WORK TO BE COMPLETED -
Give the number of lines in the records below that contain the word "Otros", and nothing more.

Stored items
....................

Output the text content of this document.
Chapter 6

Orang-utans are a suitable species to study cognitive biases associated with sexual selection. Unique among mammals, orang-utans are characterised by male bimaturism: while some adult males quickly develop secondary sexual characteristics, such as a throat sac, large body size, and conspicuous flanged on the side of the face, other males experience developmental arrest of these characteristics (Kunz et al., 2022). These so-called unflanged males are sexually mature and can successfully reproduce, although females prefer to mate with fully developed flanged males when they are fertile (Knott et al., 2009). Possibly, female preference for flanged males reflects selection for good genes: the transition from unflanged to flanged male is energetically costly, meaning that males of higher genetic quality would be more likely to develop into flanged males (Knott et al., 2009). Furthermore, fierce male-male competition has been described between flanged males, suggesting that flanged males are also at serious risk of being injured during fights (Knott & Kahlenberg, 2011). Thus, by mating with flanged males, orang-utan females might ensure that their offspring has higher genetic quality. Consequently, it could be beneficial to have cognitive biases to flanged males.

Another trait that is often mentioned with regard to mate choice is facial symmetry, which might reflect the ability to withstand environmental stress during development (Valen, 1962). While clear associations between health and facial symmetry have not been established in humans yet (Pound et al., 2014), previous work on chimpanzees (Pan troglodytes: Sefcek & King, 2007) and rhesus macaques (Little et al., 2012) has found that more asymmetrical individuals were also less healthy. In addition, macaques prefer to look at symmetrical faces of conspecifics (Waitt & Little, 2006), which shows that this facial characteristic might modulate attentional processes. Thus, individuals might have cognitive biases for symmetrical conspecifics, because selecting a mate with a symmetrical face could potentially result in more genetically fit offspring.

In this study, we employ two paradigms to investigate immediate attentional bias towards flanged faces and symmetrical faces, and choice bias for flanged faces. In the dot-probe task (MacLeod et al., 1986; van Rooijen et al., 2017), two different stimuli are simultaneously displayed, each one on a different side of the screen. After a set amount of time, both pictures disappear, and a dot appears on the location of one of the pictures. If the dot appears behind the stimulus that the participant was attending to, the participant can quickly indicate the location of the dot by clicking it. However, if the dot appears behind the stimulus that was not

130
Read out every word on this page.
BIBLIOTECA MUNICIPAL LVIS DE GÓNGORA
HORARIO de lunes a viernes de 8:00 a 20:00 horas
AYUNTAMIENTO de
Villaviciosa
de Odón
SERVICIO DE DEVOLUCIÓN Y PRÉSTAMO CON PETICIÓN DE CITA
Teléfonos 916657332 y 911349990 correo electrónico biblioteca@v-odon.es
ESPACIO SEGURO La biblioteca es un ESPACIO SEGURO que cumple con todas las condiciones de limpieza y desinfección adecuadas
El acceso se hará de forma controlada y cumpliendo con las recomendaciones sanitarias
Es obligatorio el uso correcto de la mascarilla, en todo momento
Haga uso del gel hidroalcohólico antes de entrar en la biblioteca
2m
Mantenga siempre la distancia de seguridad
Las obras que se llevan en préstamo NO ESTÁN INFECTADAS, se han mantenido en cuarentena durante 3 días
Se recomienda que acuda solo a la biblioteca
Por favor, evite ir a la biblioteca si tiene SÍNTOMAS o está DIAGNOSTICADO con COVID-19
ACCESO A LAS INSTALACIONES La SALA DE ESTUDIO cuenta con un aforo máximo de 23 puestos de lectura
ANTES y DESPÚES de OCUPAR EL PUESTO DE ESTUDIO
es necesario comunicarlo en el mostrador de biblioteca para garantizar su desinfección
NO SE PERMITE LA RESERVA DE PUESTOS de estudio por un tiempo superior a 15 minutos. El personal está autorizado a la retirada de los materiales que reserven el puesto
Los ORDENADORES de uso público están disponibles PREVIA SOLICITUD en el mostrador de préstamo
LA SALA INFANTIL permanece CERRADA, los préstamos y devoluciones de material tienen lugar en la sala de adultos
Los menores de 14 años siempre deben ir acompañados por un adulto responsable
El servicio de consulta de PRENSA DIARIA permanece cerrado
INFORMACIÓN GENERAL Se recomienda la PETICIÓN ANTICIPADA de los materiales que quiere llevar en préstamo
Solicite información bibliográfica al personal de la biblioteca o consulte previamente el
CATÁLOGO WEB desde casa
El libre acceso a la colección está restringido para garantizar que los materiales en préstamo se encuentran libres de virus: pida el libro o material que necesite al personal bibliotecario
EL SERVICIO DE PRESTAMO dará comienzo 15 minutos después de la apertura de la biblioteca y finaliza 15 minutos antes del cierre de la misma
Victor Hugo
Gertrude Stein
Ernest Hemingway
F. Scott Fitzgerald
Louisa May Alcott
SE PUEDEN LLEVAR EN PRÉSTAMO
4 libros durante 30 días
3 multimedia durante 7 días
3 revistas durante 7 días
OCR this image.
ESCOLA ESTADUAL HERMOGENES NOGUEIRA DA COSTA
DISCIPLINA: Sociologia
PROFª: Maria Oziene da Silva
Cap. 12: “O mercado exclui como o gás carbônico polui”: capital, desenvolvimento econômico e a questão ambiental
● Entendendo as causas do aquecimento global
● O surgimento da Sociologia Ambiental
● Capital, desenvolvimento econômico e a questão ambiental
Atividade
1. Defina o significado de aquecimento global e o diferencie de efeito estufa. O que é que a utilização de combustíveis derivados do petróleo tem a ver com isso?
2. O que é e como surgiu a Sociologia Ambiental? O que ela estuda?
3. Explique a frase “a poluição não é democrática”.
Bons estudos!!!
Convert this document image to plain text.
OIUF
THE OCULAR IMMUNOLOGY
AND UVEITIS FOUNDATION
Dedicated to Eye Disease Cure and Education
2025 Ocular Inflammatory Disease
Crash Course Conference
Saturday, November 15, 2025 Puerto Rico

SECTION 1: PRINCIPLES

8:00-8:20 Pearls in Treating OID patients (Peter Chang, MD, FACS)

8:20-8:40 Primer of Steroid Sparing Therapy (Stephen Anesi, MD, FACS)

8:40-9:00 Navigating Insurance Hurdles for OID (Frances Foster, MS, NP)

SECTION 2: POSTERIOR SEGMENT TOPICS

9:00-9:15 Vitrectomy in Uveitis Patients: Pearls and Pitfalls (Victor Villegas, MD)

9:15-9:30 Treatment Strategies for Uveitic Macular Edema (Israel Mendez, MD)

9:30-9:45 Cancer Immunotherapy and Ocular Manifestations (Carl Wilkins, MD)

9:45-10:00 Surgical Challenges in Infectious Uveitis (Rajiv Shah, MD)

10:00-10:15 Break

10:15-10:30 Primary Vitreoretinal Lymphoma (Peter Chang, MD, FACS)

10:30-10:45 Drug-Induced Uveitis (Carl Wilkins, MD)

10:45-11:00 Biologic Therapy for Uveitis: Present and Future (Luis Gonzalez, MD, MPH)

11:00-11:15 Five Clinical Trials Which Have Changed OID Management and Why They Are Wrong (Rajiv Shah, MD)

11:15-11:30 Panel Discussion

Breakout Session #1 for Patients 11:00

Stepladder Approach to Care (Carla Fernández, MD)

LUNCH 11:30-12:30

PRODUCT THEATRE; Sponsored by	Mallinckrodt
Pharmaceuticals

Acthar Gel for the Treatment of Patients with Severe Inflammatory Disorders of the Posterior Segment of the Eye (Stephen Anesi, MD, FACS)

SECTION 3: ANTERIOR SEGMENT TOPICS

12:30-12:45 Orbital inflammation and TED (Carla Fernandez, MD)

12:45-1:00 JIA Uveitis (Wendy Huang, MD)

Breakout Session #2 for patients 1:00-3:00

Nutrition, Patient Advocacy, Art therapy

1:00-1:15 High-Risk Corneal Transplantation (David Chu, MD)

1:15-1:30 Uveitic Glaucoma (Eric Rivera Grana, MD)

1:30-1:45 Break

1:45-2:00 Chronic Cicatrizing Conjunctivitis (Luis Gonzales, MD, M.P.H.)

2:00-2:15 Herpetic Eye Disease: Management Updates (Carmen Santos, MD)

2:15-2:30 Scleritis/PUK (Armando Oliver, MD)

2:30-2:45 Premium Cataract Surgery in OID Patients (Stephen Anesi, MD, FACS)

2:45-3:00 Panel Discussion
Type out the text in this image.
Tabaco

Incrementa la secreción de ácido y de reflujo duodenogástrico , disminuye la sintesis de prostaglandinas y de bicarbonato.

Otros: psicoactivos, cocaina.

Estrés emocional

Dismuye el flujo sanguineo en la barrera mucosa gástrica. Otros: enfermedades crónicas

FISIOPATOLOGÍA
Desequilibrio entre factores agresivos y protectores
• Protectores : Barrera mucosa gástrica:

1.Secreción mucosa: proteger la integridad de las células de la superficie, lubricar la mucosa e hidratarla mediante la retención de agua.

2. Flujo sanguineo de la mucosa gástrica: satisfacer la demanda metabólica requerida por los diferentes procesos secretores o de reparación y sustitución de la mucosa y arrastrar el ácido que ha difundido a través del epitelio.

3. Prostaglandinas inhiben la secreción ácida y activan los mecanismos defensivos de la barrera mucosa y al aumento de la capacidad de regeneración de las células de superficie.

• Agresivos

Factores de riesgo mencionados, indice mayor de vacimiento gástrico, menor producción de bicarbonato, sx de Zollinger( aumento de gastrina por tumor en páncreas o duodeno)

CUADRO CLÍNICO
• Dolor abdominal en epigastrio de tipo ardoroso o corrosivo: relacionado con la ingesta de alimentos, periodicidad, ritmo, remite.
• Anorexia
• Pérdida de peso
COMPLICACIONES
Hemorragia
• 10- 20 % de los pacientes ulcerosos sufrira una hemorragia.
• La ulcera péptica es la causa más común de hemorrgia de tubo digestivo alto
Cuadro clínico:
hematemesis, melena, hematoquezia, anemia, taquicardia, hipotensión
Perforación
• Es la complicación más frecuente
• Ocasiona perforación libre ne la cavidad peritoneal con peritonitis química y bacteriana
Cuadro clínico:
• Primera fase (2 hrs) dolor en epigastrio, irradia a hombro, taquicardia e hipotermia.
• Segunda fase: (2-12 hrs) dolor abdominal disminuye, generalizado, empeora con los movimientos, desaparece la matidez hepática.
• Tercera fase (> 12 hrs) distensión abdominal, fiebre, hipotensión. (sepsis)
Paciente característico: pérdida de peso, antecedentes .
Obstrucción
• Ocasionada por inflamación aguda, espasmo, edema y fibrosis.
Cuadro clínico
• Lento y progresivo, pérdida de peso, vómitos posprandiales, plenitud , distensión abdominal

....................

SOLUTION TO THE PROBLEM -
2